• _Work required_: Scan the listing below. Report each line that includes "USDT".

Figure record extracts
>>>
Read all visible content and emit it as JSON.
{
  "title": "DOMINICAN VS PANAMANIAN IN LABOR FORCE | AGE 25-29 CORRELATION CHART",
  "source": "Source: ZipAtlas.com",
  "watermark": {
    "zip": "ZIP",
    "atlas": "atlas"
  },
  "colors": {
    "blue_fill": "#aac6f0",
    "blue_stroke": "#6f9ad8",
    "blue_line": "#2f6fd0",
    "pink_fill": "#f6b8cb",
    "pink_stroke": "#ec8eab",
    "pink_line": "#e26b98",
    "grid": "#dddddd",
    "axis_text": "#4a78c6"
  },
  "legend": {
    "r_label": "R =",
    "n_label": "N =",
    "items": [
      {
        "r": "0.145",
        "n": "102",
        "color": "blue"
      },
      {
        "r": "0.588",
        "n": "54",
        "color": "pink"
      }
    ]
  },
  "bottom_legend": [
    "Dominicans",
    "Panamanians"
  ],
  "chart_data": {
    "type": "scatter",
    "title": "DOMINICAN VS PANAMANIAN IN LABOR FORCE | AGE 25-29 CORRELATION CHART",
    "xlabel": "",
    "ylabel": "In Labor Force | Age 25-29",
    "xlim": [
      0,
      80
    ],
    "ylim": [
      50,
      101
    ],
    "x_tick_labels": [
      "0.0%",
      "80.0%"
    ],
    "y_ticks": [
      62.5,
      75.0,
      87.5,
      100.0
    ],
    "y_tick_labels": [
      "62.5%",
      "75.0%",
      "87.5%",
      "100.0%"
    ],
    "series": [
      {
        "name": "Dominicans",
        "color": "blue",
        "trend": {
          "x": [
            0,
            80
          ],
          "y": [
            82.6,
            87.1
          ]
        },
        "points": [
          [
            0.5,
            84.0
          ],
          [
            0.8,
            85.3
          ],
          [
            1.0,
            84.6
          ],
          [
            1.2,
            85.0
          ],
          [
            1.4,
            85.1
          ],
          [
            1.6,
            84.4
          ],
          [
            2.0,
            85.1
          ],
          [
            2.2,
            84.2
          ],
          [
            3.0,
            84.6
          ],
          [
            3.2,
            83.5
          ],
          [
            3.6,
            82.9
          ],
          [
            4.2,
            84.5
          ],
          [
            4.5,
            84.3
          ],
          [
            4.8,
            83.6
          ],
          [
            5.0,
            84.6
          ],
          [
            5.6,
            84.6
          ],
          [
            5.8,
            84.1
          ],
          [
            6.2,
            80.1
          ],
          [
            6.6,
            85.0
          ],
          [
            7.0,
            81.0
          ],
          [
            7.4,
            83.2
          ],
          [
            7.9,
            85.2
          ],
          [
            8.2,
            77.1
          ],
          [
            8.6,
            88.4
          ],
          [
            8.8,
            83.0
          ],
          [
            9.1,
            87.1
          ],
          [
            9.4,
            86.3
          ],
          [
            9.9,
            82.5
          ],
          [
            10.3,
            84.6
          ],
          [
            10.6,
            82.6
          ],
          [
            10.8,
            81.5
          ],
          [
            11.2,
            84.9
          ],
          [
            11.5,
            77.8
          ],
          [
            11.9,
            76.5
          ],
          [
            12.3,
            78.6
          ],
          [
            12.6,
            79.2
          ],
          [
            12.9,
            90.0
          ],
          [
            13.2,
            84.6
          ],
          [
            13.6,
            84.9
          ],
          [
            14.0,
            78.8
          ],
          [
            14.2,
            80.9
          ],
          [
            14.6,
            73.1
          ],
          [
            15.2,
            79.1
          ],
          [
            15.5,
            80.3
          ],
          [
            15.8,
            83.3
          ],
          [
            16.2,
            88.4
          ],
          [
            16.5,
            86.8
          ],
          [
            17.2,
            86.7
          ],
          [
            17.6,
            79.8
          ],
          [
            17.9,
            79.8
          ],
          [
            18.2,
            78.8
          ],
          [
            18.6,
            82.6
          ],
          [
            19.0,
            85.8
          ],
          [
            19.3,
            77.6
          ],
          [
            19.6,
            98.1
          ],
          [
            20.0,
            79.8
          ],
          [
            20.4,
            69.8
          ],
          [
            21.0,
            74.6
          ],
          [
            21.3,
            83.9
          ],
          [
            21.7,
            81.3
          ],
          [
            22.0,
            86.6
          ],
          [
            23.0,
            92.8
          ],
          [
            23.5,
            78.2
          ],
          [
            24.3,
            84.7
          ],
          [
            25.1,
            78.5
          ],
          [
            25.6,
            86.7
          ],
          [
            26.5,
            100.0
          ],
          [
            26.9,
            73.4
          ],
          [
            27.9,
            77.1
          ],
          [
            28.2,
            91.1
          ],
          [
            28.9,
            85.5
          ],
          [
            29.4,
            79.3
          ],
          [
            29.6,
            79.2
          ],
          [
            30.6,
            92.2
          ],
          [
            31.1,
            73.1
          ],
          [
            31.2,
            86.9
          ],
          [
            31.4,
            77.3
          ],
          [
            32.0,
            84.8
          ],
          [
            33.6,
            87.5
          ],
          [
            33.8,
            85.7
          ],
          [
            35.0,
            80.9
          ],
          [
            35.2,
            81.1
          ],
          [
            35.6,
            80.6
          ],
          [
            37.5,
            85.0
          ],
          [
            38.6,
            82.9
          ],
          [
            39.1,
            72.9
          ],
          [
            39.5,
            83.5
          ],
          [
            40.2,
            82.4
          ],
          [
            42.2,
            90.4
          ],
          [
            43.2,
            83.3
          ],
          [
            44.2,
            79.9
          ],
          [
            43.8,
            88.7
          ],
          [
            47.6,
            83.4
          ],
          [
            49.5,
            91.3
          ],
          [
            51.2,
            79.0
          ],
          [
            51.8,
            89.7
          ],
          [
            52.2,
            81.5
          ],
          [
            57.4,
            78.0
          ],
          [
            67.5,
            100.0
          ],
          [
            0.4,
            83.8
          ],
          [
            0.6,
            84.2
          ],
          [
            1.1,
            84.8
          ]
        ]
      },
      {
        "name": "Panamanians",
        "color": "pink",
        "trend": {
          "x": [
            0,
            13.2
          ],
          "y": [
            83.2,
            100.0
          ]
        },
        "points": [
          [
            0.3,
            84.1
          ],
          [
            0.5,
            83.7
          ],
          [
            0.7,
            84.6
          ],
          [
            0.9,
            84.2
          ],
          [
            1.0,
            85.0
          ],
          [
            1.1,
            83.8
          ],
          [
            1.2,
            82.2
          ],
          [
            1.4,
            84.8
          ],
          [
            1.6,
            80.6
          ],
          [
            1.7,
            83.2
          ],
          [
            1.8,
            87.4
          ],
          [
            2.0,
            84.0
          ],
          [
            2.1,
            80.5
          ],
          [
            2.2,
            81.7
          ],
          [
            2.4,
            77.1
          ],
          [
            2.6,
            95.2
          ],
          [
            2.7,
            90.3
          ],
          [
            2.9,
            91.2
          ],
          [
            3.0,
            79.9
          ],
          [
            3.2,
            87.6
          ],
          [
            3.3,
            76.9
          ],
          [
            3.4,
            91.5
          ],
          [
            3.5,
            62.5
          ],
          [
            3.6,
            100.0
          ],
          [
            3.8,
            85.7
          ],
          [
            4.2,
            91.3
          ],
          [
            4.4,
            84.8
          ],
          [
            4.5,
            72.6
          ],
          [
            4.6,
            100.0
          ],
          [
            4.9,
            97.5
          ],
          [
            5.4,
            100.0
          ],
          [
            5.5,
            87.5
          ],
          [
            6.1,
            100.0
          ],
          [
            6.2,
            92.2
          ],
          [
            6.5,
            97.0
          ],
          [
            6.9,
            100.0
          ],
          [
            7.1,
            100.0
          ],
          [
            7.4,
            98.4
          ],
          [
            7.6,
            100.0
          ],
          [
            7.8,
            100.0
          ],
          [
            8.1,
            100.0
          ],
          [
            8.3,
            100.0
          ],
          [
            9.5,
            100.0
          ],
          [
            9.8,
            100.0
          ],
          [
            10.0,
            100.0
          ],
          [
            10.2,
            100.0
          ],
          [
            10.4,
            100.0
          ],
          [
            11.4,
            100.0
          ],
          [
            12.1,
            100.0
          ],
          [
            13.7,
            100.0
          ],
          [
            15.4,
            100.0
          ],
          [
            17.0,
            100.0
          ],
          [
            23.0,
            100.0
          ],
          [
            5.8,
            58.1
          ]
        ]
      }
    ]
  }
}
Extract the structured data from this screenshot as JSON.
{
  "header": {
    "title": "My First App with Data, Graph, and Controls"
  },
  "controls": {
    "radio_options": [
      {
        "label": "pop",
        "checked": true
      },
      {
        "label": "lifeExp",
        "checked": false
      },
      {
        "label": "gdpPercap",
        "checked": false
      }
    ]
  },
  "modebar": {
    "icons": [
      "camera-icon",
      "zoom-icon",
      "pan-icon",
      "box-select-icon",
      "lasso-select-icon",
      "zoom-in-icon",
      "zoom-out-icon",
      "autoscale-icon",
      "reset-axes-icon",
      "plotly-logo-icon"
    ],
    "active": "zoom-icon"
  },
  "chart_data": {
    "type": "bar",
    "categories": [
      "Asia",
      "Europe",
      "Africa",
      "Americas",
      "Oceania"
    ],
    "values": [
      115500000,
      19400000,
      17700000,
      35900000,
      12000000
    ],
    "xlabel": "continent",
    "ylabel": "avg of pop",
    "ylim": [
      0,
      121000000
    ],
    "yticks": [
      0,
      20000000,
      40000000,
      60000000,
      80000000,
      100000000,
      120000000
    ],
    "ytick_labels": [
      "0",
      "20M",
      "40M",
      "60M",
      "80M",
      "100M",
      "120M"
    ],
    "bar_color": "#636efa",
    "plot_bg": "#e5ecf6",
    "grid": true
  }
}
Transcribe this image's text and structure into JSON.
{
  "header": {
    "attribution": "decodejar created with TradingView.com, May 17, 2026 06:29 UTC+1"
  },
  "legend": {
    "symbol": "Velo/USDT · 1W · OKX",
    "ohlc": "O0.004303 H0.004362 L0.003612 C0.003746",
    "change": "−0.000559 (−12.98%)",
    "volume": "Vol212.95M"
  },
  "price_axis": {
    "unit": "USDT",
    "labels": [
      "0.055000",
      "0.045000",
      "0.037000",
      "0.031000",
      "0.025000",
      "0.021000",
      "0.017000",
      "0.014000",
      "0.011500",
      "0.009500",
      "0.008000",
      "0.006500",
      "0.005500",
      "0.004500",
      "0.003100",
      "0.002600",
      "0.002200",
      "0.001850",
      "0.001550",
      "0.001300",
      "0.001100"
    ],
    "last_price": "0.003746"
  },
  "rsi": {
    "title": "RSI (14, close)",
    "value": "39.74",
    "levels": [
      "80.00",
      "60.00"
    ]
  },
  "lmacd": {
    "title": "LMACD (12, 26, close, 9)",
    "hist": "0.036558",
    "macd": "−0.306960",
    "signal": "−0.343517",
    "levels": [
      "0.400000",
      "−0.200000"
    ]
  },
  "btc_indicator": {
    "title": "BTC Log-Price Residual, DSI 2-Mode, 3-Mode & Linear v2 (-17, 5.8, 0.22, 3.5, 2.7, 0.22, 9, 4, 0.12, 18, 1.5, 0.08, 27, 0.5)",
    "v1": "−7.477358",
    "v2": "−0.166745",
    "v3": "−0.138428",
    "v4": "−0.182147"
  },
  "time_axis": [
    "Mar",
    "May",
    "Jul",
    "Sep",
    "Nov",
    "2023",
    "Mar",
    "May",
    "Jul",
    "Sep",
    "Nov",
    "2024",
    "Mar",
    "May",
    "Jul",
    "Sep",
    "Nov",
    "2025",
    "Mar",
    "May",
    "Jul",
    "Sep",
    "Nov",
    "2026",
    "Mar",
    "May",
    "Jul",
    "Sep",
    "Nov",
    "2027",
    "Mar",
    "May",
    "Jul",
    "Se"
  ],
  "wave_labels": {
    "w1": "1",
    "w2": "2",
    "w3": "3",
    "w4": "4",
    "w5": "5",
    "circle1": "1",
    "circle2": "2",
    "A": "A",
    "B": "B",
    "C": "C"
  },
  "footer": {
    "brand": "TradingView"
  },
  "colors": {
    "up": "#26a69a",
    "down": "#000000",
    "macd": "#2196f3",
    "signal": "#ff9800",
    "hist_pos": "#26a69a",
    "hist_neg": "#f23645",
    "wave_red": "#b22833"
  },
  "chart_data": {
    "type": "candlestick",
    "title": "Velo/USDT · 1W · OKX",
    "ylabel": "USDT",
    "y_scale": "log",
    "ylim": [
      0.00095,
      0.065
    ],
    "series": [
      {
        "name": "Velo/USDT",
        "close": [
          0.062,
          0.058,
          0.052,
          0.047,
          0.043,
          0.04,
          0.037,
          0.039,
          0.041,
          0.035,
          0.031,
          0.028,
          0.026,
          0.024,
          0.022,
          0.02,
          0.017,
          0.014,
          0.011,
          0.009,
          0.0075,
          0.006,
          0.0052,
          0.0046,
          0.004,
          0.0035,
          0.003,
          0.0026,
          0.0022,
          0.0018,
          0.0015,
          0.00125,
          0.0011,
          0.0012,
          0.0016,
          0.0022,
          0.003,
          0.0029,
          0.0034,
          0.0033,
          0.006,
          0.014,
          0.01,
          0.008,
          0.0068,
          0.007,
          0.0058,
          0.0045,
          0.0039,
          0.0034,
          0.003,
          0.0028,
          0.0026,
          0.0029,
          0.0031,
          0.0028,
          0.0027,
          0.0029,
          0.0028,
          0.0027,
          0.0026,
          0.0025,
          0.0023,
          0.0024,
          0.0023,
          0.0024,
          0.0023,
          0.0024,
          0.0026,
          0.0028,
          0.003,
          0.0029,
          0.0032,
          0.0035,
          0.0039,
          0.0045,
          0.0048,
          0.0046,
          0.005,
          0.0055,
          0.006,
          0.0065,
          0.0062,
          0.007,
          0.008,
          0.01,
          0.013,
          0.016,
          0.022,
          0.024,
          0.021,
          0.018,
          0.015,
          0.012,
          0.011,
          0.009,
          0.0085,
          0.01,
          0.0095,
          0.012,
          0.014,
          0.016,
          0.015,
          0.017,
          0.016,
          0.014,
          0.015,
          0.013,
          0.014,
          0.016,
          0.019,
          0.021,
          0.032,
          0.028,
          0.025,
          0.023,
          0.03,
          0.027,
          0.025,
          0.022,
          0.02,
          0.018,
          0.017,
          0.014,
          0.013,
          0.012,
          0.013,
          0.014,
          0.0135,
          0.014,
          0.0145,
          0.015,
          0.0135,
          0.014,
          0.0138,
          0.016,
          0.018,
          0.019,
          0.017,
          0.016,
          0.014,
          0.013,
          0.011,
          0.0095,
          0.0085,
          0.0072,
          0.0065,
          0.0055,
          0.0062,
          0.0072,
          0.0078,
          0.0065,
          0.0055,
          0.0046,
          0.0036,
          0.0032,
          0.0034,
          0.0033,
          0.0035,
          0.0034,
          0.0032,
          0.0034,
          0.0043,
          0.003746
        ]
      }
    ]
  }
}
<<<
• _Solution for this exercise_:
    "symbol": "Velo/USDT · 1W · OKX",
    "unit": "USDT",
    "title": "Velo/USDT · 1W · OKX",
    "ylabel": "USDT",
        "name": "Velo/USDT",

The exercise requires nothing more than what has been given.